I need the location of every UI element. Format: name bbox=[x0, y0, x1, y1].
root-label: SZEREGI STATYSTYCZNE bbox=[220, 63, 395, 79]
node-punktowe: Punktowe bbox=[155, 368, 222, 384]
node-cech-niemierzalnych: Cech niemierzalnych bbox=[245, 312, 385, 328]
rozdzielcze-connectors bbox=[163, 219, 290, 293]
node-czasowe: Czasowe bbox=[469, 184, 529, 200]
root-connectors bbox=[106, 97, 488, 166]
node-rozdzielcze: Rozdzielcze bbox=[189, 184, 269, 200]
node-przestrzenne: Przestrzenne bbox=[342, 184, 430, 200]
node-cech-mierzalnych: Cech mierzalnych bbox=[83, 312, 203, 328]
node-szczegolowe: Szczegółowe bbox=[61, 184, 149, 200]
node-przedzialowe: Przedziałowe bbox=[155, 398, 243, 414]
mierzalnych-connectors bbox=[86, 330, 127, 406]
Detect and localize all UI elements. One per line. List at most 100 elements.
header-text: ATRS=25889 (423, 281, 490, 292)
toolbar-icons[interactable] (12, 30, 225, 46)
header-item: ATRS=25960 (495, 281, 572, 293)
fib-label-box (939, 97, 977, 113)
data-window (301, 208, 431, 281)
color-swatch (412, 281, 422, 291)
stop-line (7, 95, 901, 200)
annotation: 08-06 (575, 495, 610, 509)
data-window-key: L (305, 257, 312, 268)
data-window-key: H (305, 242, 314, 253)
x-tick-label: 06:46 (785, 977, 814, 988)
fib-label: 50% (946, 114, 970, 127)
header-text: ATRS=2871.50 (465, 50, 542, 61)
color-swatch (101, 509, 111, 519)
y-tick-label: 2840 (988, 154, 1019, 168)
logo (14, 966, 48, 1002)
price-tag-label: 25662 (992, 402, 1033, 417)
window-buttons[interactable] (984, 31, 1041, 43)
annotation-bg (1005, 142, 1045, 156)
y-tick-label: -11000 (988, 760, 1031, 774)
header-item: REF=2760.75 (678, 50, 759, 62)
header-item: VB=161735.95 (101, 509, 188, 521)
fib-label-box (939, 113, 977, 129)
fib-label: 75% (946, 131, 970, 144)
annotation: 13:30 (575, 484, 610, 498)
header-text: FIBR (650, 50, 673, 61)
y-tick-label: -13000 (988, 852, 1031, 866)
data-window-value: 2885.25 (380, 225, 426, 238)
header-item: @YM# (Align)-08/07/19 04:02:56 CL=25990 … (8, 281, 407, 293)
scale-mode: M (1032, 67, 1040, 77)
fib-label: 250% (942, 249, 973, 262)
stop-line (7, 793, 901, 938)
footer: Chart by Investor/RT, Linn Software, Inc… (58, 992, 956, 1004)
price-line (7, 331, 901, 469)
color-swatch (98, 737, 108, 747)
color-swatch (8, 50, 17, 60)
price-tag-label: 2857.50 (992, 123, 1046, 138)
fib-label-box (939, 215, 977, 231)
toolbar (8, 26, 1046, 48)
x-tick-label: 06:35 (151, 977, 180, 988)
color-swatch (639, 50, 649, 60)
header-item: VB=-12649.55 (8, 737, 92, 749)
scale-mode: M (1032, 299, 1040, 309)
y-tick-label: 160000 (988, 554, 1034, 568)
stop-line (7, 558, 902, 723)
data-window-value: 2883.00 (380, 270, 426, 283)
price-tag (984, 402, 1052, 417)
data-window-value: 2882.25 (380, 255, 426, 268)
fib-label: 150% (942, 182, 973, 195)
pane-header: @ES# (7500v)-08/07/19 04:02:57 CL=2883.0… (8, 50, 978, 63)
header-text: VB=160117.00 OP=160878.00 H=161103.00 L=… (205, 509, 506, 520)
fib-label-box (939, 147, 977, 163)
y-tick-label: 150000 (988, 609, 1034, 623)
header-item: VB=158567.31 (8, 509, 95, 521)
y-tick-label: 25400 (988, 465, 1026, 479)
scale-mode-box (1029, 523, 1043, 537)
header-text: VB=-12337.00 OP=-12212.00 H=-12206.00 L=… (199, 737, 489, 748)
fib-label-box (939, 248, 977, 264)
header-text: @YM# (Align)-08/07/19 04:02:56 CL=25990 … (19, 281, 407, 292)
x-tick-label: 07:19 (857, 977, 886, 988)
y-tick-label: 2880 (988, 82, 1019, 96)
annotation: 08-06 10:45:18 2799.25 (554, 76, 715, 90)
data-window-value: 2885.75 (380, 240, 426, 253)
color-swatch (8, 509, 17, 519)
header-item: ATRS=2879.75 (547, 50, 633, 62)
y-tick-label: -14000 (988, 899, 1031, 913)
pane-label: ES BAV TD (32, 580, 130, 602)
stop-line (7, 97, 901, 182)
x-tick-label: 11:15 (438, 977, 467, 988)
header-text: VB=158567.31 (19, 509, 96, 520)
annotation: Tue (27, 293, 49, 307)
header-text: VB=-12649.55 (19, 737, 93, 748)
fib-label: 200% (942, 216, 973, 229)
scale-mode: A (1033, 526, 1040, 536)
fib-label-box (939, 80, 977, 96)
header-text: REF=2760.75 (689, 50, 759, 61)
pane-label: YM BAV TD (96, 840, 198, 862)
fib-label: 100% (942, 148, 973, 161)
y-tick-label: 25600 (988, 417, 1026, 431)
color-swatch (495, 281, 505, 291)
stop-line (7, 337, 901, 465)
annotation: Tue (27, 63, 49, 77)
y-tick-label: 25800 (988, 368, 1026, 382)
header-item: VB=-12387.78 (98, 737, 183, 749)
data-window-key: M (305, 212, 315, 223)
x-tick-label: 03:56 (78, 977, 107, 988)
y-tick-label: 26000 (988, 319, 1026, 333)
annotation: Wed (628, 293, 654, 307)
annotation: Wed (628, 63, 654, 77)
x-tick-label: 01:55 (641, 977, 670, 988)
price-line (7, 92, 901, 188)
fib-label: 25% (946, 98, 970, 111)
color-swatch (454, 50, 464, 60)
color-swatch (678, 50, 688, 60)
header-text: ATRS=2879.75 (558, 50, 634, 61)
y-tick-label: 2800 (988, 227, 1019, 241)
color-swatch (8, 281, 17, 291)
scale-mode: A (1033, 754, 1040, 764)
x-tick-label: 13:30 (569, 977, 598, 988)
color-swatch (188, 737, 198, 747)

■ ■ ■

Can you rewrite every line of the items above as a JSON list of strings, one string per line, leaving out blank lines?

[
  "I need the location of every UI element. Format: name bbox=[x0, y0, x1, y1].",
  "root-label: SZEREGI STATYSTYCZNE bbox=[220, 63, 395, 79]",
  "node-punktowe: Punktowe bbox=[155, 368, 222, 384]",
  "node-cech-niemierzalnych: Cech niemierzalnych bbox=[245, 312, 385, 328]",
  "rozdzielcze-connectors bbox=[163, 219, 290, 293]",
  "node-czasowe: Czasowe bbox=[469, 184, 529, 200]",
  "root-connectors bbox=[106, 97, 488, 166]",
  "node-rozdzielcze: Rozdzielcze bbox=[189, 184, 269, 200]",
  "node-przestrzenne: Przestrzenne bbox=[342, 184, 430, 200]",
  "node-cech-mierzalnych: Cech mierzalnych bbox=[83, 312, 203, 328]",
  "node-szczegolowe: Szczegółowe bbox=[61, 184, 149, 200]",
  "node-przedzialowe: Przedziałowe bbox=[155, 398, 243, 414]",
  "mierzalnych-connectors bbox=[86, 330, 127, 406]",
  "Detect and localize all UI elements. One per line. List at most 100 elements.",
  "header-text: ATRS=25889 (423, 281, 490, 292)",
  "toolbar-icons[interactable] (12, 30, 225, 46)",
  "header-item: ATRS=25960 (495, 281, 572, 293)",
  "fib-label-box (939, 97, 977, 113)",
  "data-window (301, 208, 431, 281)",
  "color-swatch (412, 281, 422, 291)",
  "stop-line (7, 95, 901, 200)",
  "annotation: 08-06 (575, 495, 610, 509)",
  "data-window-key: L (305, 257, 312, 268)",
  "data-window-key: H (305, 242, 314, 253)",
  "x-tick-label: 06:46 (785, 977, 814, 988)",
  "fib-label: 50% (946, 114, 970, 127)",
  "header-text: ATRS=2871.50 (465, 50, 542, 61)",
  "color-swatch (101, 509, 111, 519)",
  "y-tick-label: 2840 (988, 154, 1019, 168)",
  "logo (14, 966, 48, 1002)",
  "price-tag-label: 25662 (992, 402, 1033, 417)",
  "window-buttons[interactable] (984, 31, 1041, 43)",
  "annotation-bg (1005, 142, 1045, 156)",
  "y-tick-label: -11000 (988, 760, 1031, 774)",
  "header-item: REF=2760.75 (678, 50, 759, 62)",
  "header-item: VB=161735.95 (101, 509, 188, 521)",
  "fib-label-box (939, 113, 977, 129)",
  "fib-label: 75% (946, 131, 970, 144)",
  "annotation: 13:30 (575, 484, 610, 498)",
  "header-text: FIBR (650, 50, 673, 61)",
  "y-tick-label: -13000 (988, 852, 1031, 866)",
  "data-window-value: 2885.25 (380, 225, 426, 238)",
  "header-item: @YM# (Align)-08/07/19 04:02:56 CL=25990 … (8, 281, 407, 293)",
  "scale-mode: M (1032, 67, 1040, 77)",
  "fib-label: 250% (942, 249, 973, 262)",
  "stop-line (7, 793, 901, 938)",
  "footer: Chart by Investor/RT, Linn Software, Inc… (58, 992, 956, 1004)",
  "price-line (7, 331, 901, 469)",
  "color-swatch (98, 737, 108, 747)",
  "color-swatch (8, 50, 17, 60)",
  "price-tag-label: 2857.50 (992, 123, 1046, 138)",
  "fib-label-box (939, 215, 977, 231)",
  "toolbar (8, 26, 1046, 48)",
  "x-tick-label: 06:35 (151, 977, 180, 988)",
  "color-swatch (639, 50, 649, 60)",
  "header-item: VB=-12649.55 (8, 737, 92, 749)",
  "scale-mode: M (1032, 299, 1040, 309)",
  "y-tick-label: 160000 (988, 554, 1034, 568)",
  "stop-line (7, 558, 902, 723)",
  "data-window-value: 2883.00 (380, 270, 426, 283)",
  "price-tag (984, 402, 1052, 417)",
  "data-window-value: 2882.25 (380, 255, 426, 268)",
  "fib-label: 150% (942, 182, 973, 195)",
  "pane-header: @ES# (7500v)-08/07/19 04:02:57 CL=2883.0… (8, 50, 978, 63)",
  "header-text: VB=160117.00 OP=160878.00 H=161103.00 L=… (205, 509, 506, 520)",
  "fib-label-box (939, 147, 977, 163)",
  "y-tick-label: 150000 (988, 609, 1034, 623)",
  "header-item: VB=158567.31 (8, 509, 95, 521)",
  "y-tick-label: 25400 (988, 465, 1026, 479)",
  "scale-mode-box (1029, 523, 1043, 537)",
  "header-text: VB=-12337.00 OP=-12212.00 H=-12206.00 L=… (199, 737, 489, 748)",
  "fib-label-box (939, 248, 977, 264)",
  "header-text: @YM# (Align)-08/07/19 04:02:56 CL=25990 … (19, 281, 407, 292)",
  "x-tick-label: 07:19 (857, 977, 886, 988)",
  "y-tick-label: 2880 (988, 82, 1019, 96)",
  "annotation: 08-06 10:45:18 2799.25 (554, 76, 715, 90)",
  "data-window-value: 2885.75 (380, 240, 426, 253)",
  "color-swatch (8, 509, 17, 519)",
  "header-item: ATRS=2879.75 (547, 50, 633, 62)",
  "y-tick-label: -14000 (988, 899, 1031, 913)",
  "pane-label: ES BAV TD (32, 580, 130, 602)",
  "stop-line (7, 97, 901, 182)",
  "x-tick-label: 11:15 (438, 977, 467, 988)",
  "header-text: VB=158567.31 (19, 509, 96, 520)",
  "annotation: Tue (27, 293, 49, 307)",
  "header-text: VB=-12649.55 (19, 737, 93, 748)",
  "fib-label: 200% (942, 216, 973, 229)",
  "scale-mode: A (1033, 526, 1040, 536)",
  "fib-label-box (939, 80, 977, 96)",
  "header-text: REF=2760.75 (689, 50, 759, 61)",
  "pane-label: YM BAV TD (96, 840, 198, 862)",
  "fib-label: 100% (942, 148, 973, 161)",
  "y-tick-label: 25600 (988, 417, 1026, 431)",
  "color-swatch (495, 281, 505, 291)",
  "stop-line (7, 337, 901, 465)",
  "annotation: Tue (27, 63, 49, 77)",
  "y-tick-label: 25800 (988, 368, 1026, 382)",
  "header-item: VB=-12387.78 (98, 737, 183, 749)",
  "data-window-key: M (305, 212, 315, 223)",
  "x-tick-label: 03:56 (78, 977, 107, 988)",
  "y-tick-label: 26000 (988, 319, 1026, 333)",
  "annotation: Wed (628, 293, 654, 307)",
  "annotation: Wed (628, 63, 654, 77)",
  "x-tick-label: 01:55 (641, 977, 670, 988)",
  "price-line (7, 92, 901, 188)",
  "fib-label: 25% (946, 98, 970, 111)",
  "color-swatch (454, 50, 464, 60)",
  "color-swatch (678, 50, 688, 60)",
  "header-text: ATRS=2879.75 (558, 50, 634, 61)",
  "y-tick-label: 2800 (988, 227, 1019, 241)",
  "color-swatch (8, 281, 17, 291)",
  "scale-mode: A (1033, 754, 1040, 764)",
  "x-tick-label: 13:30 (569, 977, 598, 988)",
  "color-swatch (188, 737, 198, 747)"
]